┌─ Exercise inputs

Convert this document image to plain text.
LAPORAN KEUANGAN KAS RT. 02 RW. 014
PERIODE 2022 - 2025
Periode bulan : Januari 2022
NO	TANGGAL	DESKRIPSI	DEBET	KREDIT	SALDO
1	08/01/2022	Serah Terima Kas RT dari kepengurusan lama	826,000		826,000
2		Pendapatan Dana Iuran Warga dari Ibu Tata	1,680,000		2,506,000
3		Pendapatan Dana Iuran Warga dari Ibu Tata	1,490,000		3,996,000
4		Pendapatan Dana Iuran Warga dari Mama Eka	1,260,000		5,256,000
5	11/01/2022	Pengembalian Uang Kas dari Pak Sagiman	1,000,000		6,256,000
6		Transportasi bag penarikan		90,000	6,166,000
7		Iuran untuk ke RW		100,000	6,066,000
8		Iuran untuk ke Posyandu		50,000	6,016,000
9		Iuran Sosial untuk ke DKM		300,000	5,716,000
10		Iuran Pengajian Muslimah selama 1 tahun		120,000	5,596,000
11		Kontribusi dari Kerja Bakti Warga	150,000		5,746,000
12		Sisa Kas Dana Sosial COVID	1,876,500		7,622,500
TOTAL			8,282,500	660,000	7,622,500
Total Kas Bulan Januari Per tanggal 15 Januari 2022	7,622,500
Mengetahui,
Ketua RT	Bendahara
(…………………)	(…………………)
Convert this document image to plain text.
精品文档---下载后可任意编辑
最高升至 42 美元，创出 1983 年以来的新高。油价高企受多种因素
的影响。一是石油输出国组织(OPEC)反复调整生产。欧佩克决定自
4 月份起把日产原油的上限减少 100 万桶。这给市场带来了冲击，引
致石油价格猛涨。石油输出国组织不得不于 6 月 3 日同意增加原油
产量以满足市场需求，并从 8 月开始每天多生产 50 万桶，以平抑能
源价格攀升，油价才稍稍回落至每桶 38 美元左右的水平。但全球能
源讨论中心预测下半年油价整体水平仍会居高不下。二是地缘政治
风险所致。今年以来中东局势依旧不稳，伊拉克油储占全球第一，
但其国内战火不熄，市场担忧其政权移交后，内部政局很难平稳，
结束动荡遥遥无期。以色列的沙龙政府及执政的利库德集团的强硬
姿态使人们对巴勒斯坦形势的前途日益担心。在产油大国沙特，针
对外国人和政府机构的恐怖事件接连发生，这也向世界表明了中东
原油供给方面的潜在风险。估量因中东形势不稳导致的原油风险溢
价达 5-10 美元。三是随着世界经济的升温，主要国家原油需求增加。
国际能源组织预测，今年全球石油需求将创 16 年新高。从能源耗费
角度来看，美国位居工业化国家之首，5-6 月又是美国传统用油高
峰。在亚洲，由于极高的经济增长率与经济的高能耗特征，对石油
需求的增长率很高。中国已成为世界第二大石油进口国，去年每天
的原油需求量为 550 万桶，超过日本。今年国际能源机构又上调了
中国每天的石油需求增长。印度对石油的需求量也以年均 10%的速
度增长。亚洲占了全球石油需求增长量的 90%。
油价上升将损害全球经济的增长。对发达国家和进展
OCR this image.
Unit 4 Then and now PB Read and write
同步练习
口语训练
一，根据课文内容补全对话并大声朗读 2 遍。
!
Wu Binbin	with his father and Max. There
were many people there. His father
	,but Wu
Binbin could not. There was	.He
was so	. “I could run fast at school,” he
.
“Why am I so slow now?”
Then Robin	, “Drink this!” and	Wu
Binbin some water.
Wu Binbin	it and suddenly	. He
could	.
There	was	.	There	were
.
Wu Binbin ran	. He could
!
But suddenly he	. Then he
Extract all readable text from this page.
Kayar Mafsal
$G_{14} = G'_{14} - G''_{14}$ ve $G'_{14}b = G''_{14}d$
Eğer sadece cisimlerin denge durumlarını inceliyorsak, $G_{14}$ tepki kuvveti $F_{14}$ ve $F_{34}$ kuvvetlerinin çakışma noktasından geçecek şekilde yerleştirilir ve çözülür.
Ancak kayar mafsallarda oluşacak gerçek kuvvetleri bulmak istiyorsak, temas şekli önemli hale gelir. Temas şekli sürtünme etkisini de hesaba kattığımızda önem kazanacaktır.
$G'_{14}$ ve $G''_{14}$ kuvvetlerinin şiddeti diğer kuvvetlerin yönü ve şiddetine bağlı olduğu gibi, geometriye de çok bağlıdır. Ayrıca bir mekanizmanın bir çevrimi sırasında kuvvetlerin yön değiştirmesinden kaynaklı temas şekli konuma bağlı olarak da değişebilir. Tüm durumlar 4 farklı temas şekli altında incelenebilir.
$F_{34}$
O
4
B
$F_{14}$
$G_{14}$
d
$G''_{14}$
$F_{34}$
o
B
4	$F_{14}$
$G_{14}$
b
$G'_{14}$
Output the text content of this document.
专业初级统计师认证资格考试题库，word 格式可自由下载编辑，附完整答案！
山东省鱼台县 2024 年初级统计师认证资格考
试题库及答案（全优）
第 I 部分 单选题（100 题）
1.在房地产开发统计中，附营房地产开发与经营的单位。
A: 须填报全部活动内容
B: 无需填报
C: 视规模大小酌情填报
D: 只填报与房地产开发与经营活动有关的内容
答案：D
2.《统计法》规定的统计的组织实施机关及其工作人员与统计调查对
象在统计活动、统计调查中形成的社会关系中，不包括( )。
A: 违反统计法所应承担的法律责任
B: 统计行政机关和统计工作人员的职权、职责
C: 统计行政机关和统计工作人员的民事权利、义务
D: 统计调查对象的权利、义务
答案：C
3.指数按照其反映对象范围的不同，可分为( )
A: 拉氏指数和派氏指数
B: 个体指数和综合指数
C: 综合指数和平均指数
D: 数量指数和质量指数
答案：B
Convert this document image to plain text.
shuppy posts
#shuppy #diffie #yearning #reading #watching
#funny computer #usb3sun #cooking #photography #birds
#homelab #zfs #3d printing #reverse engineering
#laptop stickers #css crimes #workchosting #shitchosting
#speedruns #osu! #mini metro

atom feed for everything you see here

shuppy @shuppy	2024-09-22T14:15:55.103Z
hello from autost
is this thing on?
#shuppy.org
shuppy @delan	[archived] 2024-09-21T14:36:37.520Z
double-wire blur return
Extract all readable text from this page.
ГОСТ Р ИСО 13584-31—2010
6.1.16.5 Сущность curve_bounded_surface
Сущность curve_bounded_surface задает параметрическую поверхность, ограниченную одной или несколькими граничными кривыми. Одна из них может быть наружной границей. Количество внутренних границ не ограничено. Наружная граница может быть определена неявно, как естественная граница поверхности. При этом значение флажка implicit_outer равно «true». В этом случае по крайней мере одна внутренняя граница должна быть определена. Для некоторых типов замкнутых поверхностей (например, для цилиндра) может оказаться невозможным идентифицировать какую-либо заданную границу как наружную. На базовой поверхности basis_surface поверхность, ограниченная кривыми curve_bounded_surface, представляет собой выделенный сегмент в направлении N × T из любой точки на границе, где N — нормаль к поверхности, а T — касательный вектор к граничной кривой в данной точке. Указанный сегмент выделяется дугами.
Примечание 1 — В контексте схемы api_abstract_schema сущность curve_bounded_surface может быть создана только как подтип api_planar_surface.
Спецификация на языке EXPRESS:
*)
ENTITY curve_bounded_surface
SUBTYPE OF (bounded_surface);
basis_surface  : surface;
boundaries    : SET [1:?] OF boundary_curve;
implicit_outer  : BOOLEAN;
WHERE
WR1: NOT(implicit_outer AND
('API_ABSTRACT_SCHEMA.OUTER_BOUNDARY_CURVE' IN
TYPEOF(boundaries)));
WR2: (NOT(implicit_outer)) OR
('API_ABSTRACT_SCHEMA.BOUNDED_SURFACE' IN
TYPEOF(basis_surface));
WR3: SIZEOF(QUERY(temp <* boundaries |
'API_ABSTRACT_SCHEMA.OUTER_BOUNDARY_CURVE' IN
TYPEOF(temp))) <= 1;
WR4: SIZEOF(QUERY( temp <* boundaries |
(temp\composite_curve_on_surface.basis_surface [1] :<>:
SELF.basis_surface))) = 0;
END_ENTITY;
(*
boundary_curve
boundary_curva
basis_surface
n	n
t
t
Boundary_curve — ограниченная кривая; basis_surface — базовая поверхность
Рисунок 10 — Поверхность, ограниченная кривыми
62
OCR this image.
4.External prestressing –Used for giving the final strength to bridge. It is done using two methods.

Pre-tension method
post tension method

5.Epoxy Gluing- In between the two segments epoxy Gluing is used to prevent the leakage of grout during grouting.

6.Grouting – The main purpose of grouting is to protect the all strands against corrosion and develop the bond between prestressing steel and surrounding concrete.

└─

Brief: Identify each line in the records above that contains the word "tension", and copy it out in full.

Written response:
Pre-tension method
post tension method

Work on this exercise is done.